- Texte présenté:
Gauntlet II. Ha ha, Gauntlet II. Gauntlet II. Gauntlet II !! Mon Dieu, Gauntlet II !!! LE Gauntlet II ! Oui ? LE Gauntlet II ?
Eh bien non. Pas LE Gauntlet II, mais UNE DES adaptations de Gauntlet II. Sur Game Boy, en Noir et Blanc dont au sujet duquel on sait que si ça s'trouve que ça passe quand même, parce qu'on est oldie et qu'on sait bien depuis l'époque de la triplette Game Gear - Lynx - Game Boy, que ce n'est pas avec de la couleur qu'on fait les meilleures soupes.
Gauntlet II, sous-entendu suite du 1. Vous ne connaissez pas Gauntlet ? Ce n'est pas grave, ami internaute. On peut vivre très bien sans aucune espèce de culture. Pour ma part j'ai un ami qui vit à l'abri du besoin avec une femme aimante, trois beaux enfants et de magnifiques chemises à coupe impeccable, tout en étant persuadé que les noms des quatre Tortues Ninjas viennent de spécialités culinaires italiennes. Non, je plaisante, un ami pareil ne serait plus mon ami. Vivre sans culture, c'est se condamner à avoir le cerveau aride ; et un cerveau aride est vieux avant l'âge. Ce qui n'est pas bien.

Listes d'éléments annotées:

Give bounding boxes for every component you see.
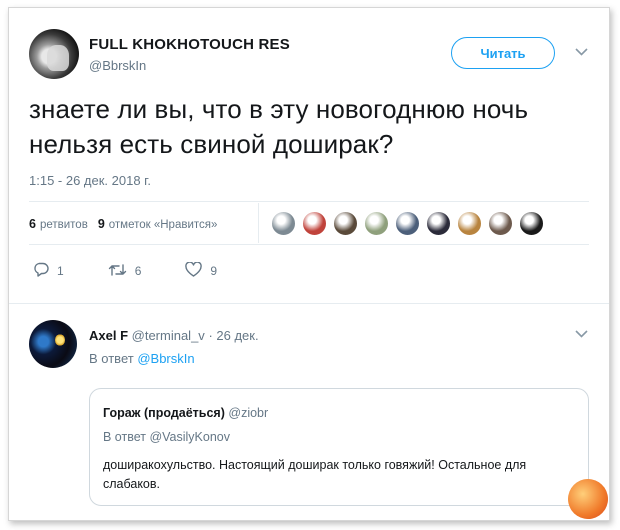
tweet-stats: 6 ретвитов 9 отметок «Нравится» [29, 217, 227, 231]
heart-icon [185, 261, 210, 280]
divider [258, 203, 259, 243]
quote-display-name: Гораж (продаёться) [103, 406, 225, 420]
follow-button[interactable]: Читать [451, 37, 555, 69]
like-button[interactable]: 9 [185, 261, 218, 280]
retweets-stat[interactable]: 6 ретвитов [29, 217, 88, 231]
tweet-actions: 1 6 9 [33, 261, 261, 280]
tweet-timestamp[interactable]: 1:15 - 26 дек. 2018 г. [29, 173, 151, 188]
retweets-label: ретвитов [39, 219, 88, 231]
retweets-count: 6 [29, 217, 36, 231]
like-count: 9 [210, 264, 218, 278]
reply-header: Axel F @terminal_v · 26 дек. [89, 328, 259, 343]
retweet-count: 6 [134, 264, 142, 278]
quote-header: Гораж (продаёться) @ziobr [103, 406, 268, 420]
liker-avatar[interactable] [395, 211, 420, 236]
quote-in-reply-to: В ответ @VasilyKonov [103, 430, 230, 444]
divider [29, 244, 589, 245]
reply-time[interactable]: · 26 дек. [208, 328, 258, 343]
liker-avatar[interactable] [271, 211, 296, 236]
quoted-tweet[interactable]: Гораж (продаёться) @ziobr В ответ @Vasil… [89, 388, 589, 506]
avatar[interactable] [29, 29, 79, 79]
tweet-text: знаете ли вы, что в эту новогоднюю ночь … [29, 94, 529, 159]
divider [9, 303, 609, 304]
display-name[interactable]: FULL KHOKHOTOUCH RES [89, 36, 290, 53]
in-reply-prefix: В ответ [89, 351, 134, 366]
reply-icon [33, 262, 57, 280]
liker-avatar[interactable] [302, 211, 327, 236]
tweet-card: FULL KHOKHOTOUCH RES @BbrskIn Читать зна… [8, 7, 610, 521]
chevron-down-icon[interactable] [575, 330, 588, 338]
retweet-button[interactable]: 6 [108, 263, 142, 280]
liker-avatar[interactable] [333, 211, 358, 236]
retweet-icon [108, 263, 135, 280]
user-handle[interactable]: @BbrskIn [89, 58, 146, 73]
chevron-down-icon[interactable] [575, 48, 588, 56]
liker-avatar[interactable] [364, 211, 389, 236]
in-reply-handle-link[interactable]: @BbrskIn [137, 351, 194, 366]
likes-count: 9 [97, 217, 105, 231]
liker-avatar[interactable] [519, 211, 544, 236]
divider [29, 201, 589, 202]
liker-avatar[interactable] [457, 211, 482, 236]
quote-text: доширакохульство. Настоящий доширак толь… [103, 458, 527, 491]
in-reply-to: В ответ @BbrskIn [89, 351, 195, 366]
likes-label: отметок «Нравится» [108, 219, 218, 231]
display-name[interactable]: Axel F [89, 328, 128, 343]
avatar[interactable] [29, 320, 77, 368]
likes-stat[interactable]: 9 отметок «Нравится» [98, 217, 218, 231]
reply-count: 1 [57, 264, 64, 278]
reply-button[interactable]: 1 [33, 262, 64, 280]
quote-handle: @ziobr [228, 406, 269, 420]
likers-avatars [271, 211, 550, 236]
liker-avatar[interactable] [426, 211, 451, 236]
user-handle[interactable]: @terminal_v [132, 328, 205, 343]
liker-avatar[interactable] [488, 211, 513, 236]
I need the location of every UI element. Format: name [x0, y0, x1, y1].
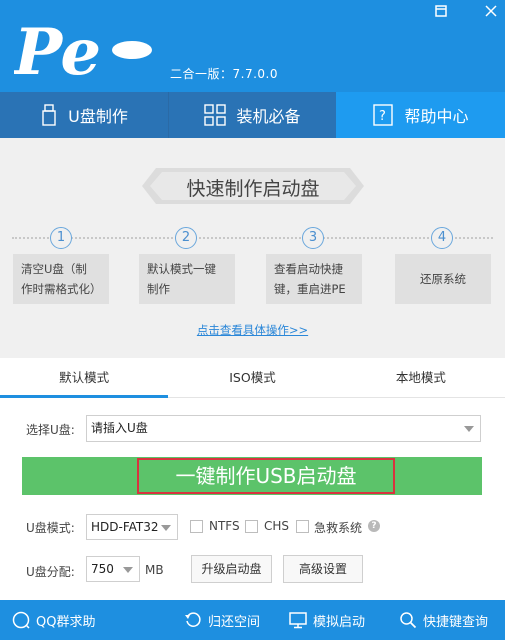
step-text: 作时需格式化） [21, 282, 102, 296]
partition-size-select[interactable]: 750 [86, 556, 140, 582]
pe-toolbox-window: Pe 二合一版：7.7.0.0 U盘制作 装机必备 ? 帮助中心 快速制作启动盘 [0, 0, 505, 640]
tab-local-mode[interactable]: 本地模式 [337, 358, 505, 397]
tab-label: 帮助中心 [404, 107, 469, 126]
footer-label: 快捷键查询 [423, 614, 489, 630]
step-text: 还原系统 [420, 272, 466, 286]
top-tabs: U盘制作 装机必备 ? 帮助中心 [0, 92, 505, 138]
version-label: 二合一版：7.7.0.0 [170, 67, 278, 81]
footer-label: 归还空间 [208, 614, 261, 630]
grid-icon [204, 104, 227, 126]
tab-iso-mode[interactable]: ISO模式 [168, 358, 336, 397]
footer-qq-help[interactable]: QQ群求助 [12, 600, 95, 640]
partition-unit: MB [145, 563, 164, 577]
usb-mode-select[interactable]: HDD-FAT32 [86, 514, 178, 540]
step-text: 默认模式一键 [147, 262, 216, 276]
header: Pe 二合一版：7.7.0.0 [0, 0, 505, 92]
step-text: 键，重启进PE [274, 282, 346, 296]
monitor-icon [289, 612, 307, 629]
tab-label: 装机必备 [236, 107, 301, 126]
usb-icon [42, 104, 56, 126]
footer-label: QQ群求助 [36, 614, 96, 630]
partition-label: U盘分配: [26, 565, 75, 579]
detail-link[interactable]: 点击查看具体操作>> [0, 322, 505, 338]
tab-default-mode[interactable]: 默认模式 [0, 358, 169, 398]
step-3-box: 查看启动快捷 键，重启进PE [266, 254, 362, 304]
close-icon[interactable] [483, 4, 499, 20]
step-number: 1 [50, 227, 72, 249]
step-1-box: 清空U盘（制 作时需格式化） [13, 254, 109, 304]
chevron-down-icon [464, 426, 474, 432]
steps-divider [12, 237, 493, 239]
usb-select[interactable]: 请插入U盘 [86, 415, 481, 442]
mode-tabs: 默认模式 ISO模式 本地模式 [0, 358, 505, 398]
step-2-box: 默认模式一键 制作 [139, 254, 235, 304]
usb-select-value: 请插入U盘 [91, 421, 148, 435]
footer-bar: QQ群求助 归还空间 模拟启动 快捷键查询 [0, 600, 505, 640]
tab-essentials[interactable]: 装机必备 [168, 92, 336, 138]
partition-size-value: 750 [91, 562, 114, 576]
tab-label: U盘制作 [68, 107, 128, 126]
qq-icon [12, 611, 30, 629]
restore-icon[interactable] [433, 4, 449, 20]
step-number: 3 [302, 227, 324, 249]
pe-logo: Pe [14, 15, 152, 82]
usb-mode-label: U盘模式: [26, 521, 75, 535]
tab-help-center[interactable]: ? 帮助中心 [336, 92, 505, 138]
upgrade-boot-disk-button[interactable]: 升级启动盘 [191, 555, 272, 583]
step-text: 查看启动快捷 [274, 262, 343, 276]
footer-simulate-boot[interactable]: 模拟启动 [289, 600, 365, 640]
step-text: 清空U盘（制 [21, 262, 87, 276]
help-doc-icon: ? [373, 104, 394, 126]
footer-label: 模拟启动 [313, 614, 366, 630]
svg-text:Pe: Pe [14, 15, 101, 82]
chs-checkbox[interactable] [245, 520, 258, 533]
step-number: 2 [175, 227, 197, 249]
usb-mode-value: HDD-FAT32 [91, 520, 159, 534]
ntfs-label: NTFS [209, 519, 240, 533]
rescue-checkbox[interactable] [296, 520, 309, 533]
svg-text:?: ? [379, 109, 386, 124]
tab-usb-make[interactable]: U盘制作 [0, 92, 168, 138]
banner-title: 快速制作启动盘 [186, 178, 320, 200]
footer-restore-space[interactable]: 归还空间 [184, 600, 260, 640]
step-number: 4 [431, 227, 453, 249]
footer-hotkey-query[interactable]: 快捷键查询 [399, 600, 488, 640]
chevron-down-icon [123, 567, 133, 573]
select-usb-label: 选择U盘: [26, 423, 75, 437]
search-icon [400, 612, 417, 629]
advanced-settings-button[interactable]: 高级设置 [283, 555, 363, 583]
chevron-down-icon [161, 525, 171, 531]
step-text: 制作 [147, 282, 170, 296]
rescue-label: 急救系统 [314, 521, 363, 535]
quick-guide-panel: 快速制作启动盘 1 2 3 4 清空U盘（制 作时需格式化） 默认模式一键 制作… [0, 138, 505, 358]
restore-space-icon [185, 612, 201, 627]
make-usb-boot-button[interactable]: 一键制作USB启动盘 [137, 458, 395, 494]
step-4-box: 还原系统 [395, 254, 491, 304]
chs-label: CHS [264, 519, 290, 533]
ntfs-checkbox[interactable] [190, 520, 203, 533]
help-icon[interactable]: ? [368, 520, 380, 532]
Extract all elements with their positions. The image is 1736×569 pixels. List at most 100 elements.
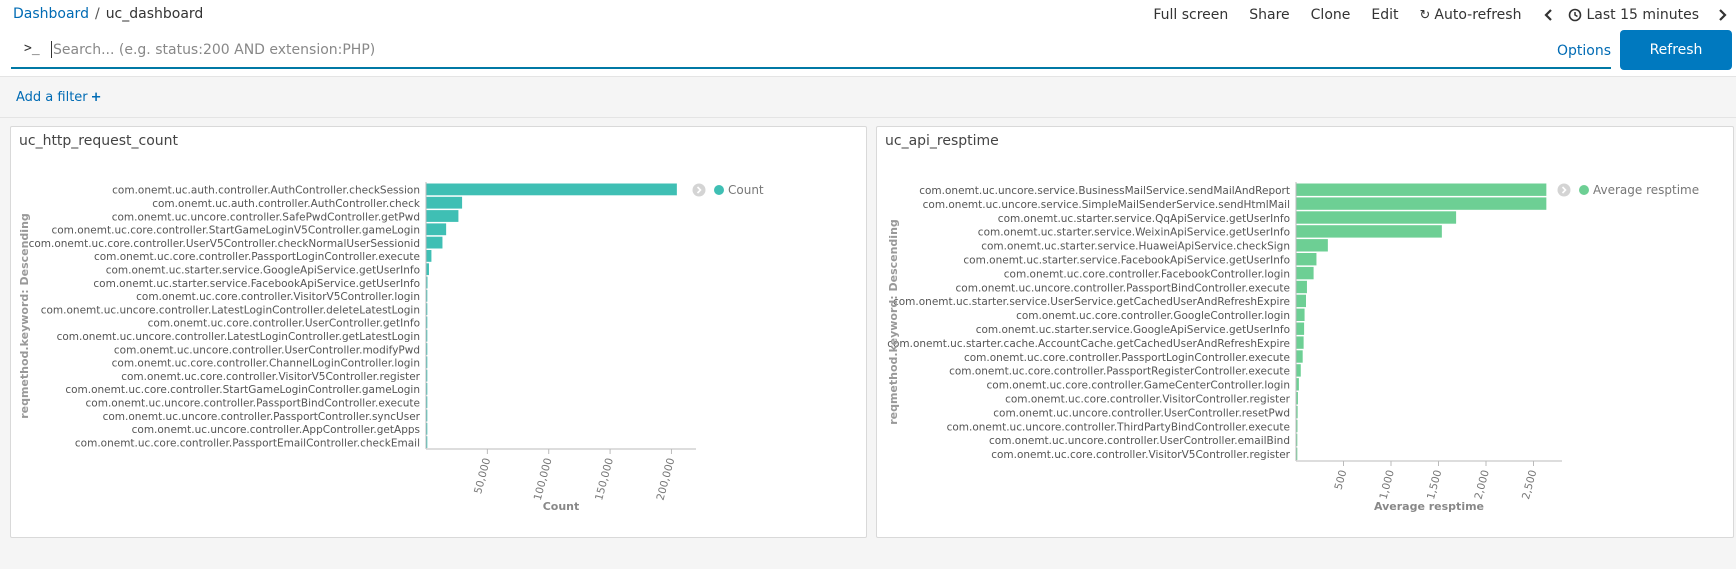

- Série d'exercices:
(A) Relevez toutes les consoles de jeu nommées dans le texte sur Gauntlet II.
(B) D'après le texte sur Gauntlet II, sur quelle console tourne l'adaptation dont il est question ?
(C) Poursuivez le texte sur Gauntlet II après sa dernière phrase.

- Réponses par exercice:
(A) Game Gear, Lynx, Game Boy

(B) Sur Game Boy, en noir et blanc.

(C)
Mais revenons au sujet. Gauntlet II. Ce n'est pas rien, Gauntlet II, c'est même un peu culte sur les bords. On est quand même devant un jeu sorti, par exemple sur Atari, oui oui, les micro-ordinateurs avec plein de jeux, en 1986, qui défiaient fièrement les Amiga. Suite de Gauntlet 1 (qui l'eût cru), qui avait fait grand bruit. Arcade, Atari, années 80, on sent déjà le souffle chaud de la légende...
Et donc, ce jeu est le genre de jeu avec un joli écran titre montrant ce qui se fait de mieux en matière de clichés d'heroic-fantasy : le barbare chevelu en slip, le magicien barbu en robe, l'elfe menu en Errol Flynn de contrebande, et la guerrière siliconnée en bikini. Un écran-titre ma foi pas moche, même en niveaux de vert-de-gris dégueulasse que notre console préférée sait si bien nous faire apprécier, même sans rétro-éclairage, et à chaque fois que j'y pense ça me la coupe. Ah, écrans de Lynx, de Game Gear... quelles tristes destinées que les vôtres... * sigh *
Vous m'en direz tant.
J'en rajoute une couche sur l'histoire des consoles parce que Gauntlet II illustre à mon avis un cas typique. Prenez un portage absolument identique d'un jeu sorti 5 ans auparavant - donc je résume : un jeu préhistorique, en moins beau sur un écran tout petit sans couleur et avec un chiptune limité (à titre de comparaison, sur Lynx, on a eu Gauntlet III, quand même) et il va se vendre. Et c'est avec ce genre de plaisirs monochromes de plats resservis, à moindre coût, et sans une once de changement, que Nintendo a défoncé l'anus de ses concurrents au verre pilé. "Du plaisir simple à pas cher". Un peu comme pour Ursula "Grand Huit" Vaginovska sur la N122, tous les soirs sauf le dimanche après 22h00.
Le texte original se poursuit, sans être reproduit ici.